--- START ---
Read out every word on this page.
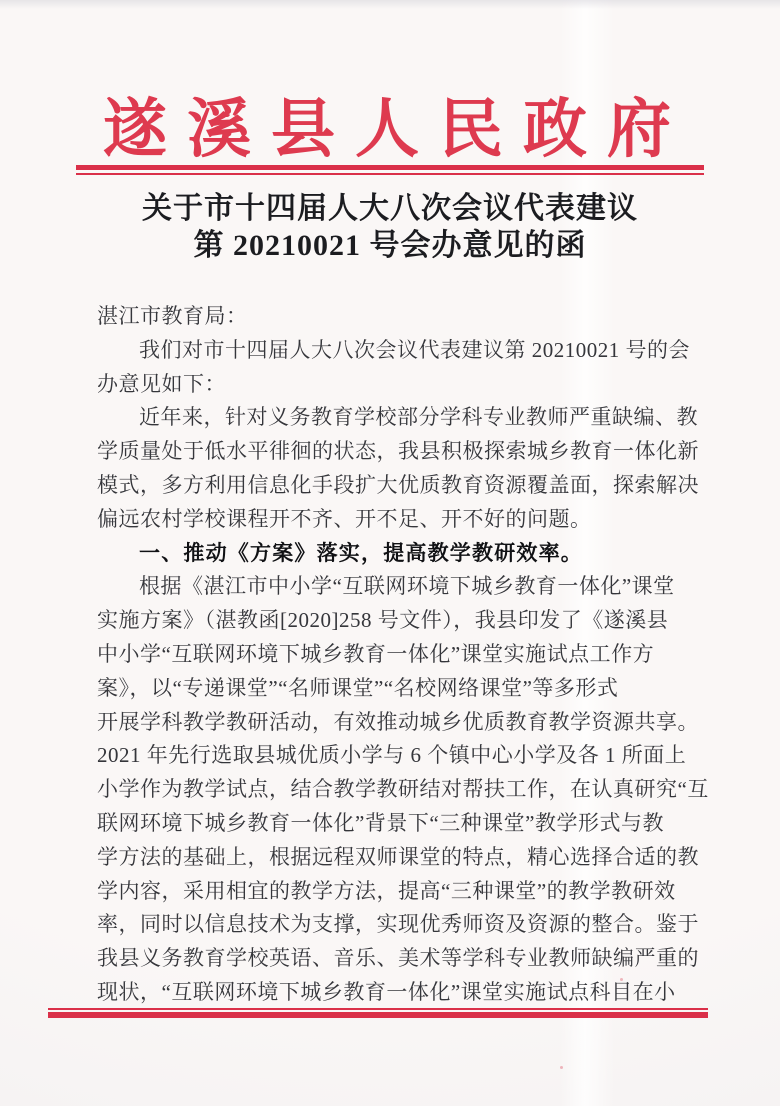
遂溪县人民政府
关于市十四届人大八次会议代表建议
第 20210021 号会办意见的函
湛江市教育局：
我们对市十四届人大八次会议代表建议第 20210021 号的会
办意见如下：
近年来，针对义务教育学校部分学科专业教师严重缺编、教
学质量处于低水平徘徊的状态，我县积极探索城乡教育一体化新
模式，多方利用信息化手段扩大优质教育资源覆盖面，探索解决
偏远农村学校课程开不齐、开不足、开不好的问题。
一、推动《方案》落实，提高教学教研效率。
根据《湛江市中小学“互联网环境下城乡教育一体化”课堂
实施方案》（湛教函[2020]258 号文件），我县印发了《遂溪县
中小学“互联网环境下城乡教育一体化”课堂实施试点工作方
案》，以“专递课堂”“名师课堂”“名校网络课堂”等多形式
开展学科教学教研活动，有效推动城乡优质教育教学资源共享。
2021 年先行选取县城优质小学与 6 个镇中心小学及各 1 所面上
小学作为教学试点，结合教学教研结对帮扶工作，在认真研究“互
联网环境下城乡教育一体化”背景下“三种课堂”教学形式与教
学方法的基础上，根据远程双师课堂的特点，精心选择合适的教
学内容，采用相宜的教学方法，提高“三种课堂”的教学教研效
率，同时以信息技术为支撑，实现优秀师资及资源的整合。鉴于
我县义务教育学校英语、音乐、美术等学科专业教师缺编严重的
现状，“互联网环境下城乡教育一体化”课堂实施试点科目在小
--- END ---
_What needs to be done_
Every line is to be duplicated exactly, though pictures stay out.

_The output_
Read out every word on this page.
遂溪县人民政府
关于市十四届人大八次会议代表建议
第 20210021 号会办意见的函
湛江市教育局：
我们对市十四届人大八次会议代表建议第 20210021 号的会
办意见如下：
近年来，针对义务教育学校部分学科专业教师严重缺编、教
学质量处于低水平徘徊的状态，我县积极探索城乡教育一体化新
模式，多方利用信息化手段扩大优质教育资源覆盖面，探索解决
偏远农村学校课程开不齐、开不足、开不好的问题。
一、推动《方案》落实，提高教学教研效率。
根据《湛江市中小学“互联网环境下城乡教育一体化”课堂
实施方案》（湛教函[2020]258 号文件），我县印发了《遂溪县
中小学“互联网环境下城乡教育一体化”课堂实施试点工作方
案》，以“专递课堂”“名师课堂”“名校网络课堂”等多形式
开展学科教学教研活动，有效推动城乡优质教育教学资源共享。
2021 年先行选取县城优质小学与 6 个镇中心小学及各 1 所面上
小学作为教学试点，结合教学教研结对帮扶工作，在认真研究“互
联网环境下城乡教育一体化”背景下“三种课堂”教学形式与教
学方法的基础上，根据远程双师课堂的特点，精心选择合适的教
学内容，采用相宜的教学方法，提高“三种课堂”的教学教研效
率，同时以信息技术为支撑，实现优秀师资及资源的整合。鉴于
我县义务教育学校英语、音乐、美术等学科专业教师缺编严重的
现状，“互联网环境下城乡教育一体化”课堂实施试点科目在小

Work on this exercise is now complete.